**Task brief:**
Identify each line below that contains the word "http", and copy it out.

>> start Data for this task

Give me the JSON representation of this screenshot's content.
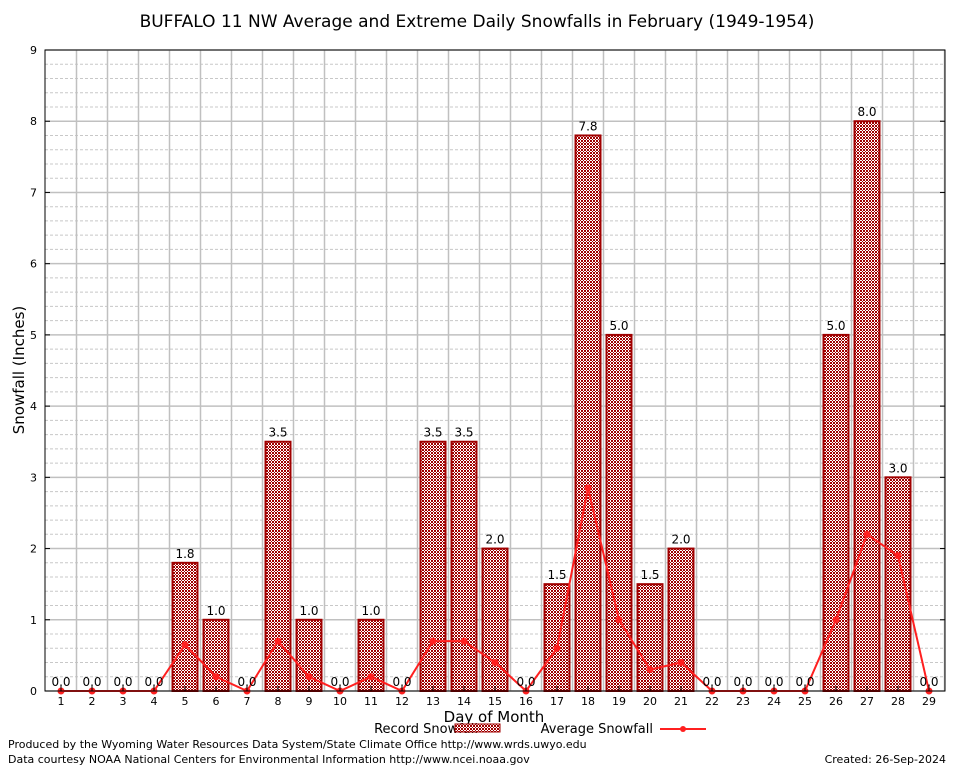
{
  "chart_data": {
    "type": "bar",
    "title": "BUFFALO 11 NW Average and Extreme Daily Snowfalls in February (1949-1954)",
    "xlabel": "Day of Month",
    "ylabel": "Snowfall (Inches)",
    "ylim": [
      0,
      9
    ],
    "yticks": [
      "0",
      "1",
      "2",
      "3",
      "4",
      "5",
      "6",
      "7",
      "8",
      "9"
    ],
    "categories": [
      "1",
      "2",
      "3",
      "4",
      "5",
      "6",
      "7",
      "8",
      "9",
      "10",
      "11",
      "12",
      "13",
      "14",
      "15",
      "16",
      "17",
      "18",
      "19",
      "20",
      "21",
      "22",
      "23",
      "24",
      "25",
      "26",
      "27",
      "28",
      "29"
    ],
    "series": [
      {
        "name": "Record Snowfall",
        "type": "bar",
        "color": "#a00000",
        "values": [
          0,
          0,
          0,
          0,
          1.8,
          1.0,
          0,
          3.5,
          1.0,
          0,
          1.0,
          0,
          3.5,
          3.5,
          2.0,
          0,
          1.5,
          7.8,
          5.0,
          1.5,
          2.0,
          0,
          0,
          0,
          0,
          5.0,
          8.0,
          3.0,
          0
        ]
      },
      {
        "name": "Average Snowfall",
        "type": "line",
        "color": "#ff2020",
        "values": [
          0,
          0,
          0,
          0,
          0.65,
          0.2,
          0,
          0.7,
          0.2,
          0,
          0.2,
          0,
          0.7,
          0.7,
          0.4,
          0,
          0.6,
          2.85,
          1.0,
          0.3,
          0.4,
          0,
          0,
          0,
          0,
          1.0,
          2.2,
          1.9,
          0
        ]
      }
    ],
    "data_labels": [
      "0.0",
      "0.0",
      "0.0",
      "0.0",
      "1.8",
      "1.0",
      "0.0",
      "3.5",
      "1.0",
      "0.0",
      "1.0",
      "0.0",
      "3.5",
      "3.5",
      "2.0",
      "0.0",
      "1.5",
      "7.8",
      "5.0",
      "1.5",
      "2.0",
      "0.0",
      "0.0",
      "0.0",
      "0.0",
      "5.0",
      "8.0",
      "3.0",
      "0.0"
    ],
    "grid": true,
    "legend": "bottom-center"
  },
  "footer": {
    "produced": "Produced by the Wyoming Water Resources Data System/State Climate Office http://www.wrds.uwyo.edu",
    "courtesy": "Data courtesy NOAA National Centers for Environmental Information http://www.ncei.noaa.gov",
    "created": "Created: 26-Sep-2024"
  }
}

>> end Data for this task

**Answer to the exercise:**
    "produced": "Produced by the Wyoming Water Resources Data System/State Climate Office http://www.wrds.uwyo.edu",
    "courtesy": "Data courtesy NOAA National Centers for Environmental Information http://www.ncei.noaa.gov",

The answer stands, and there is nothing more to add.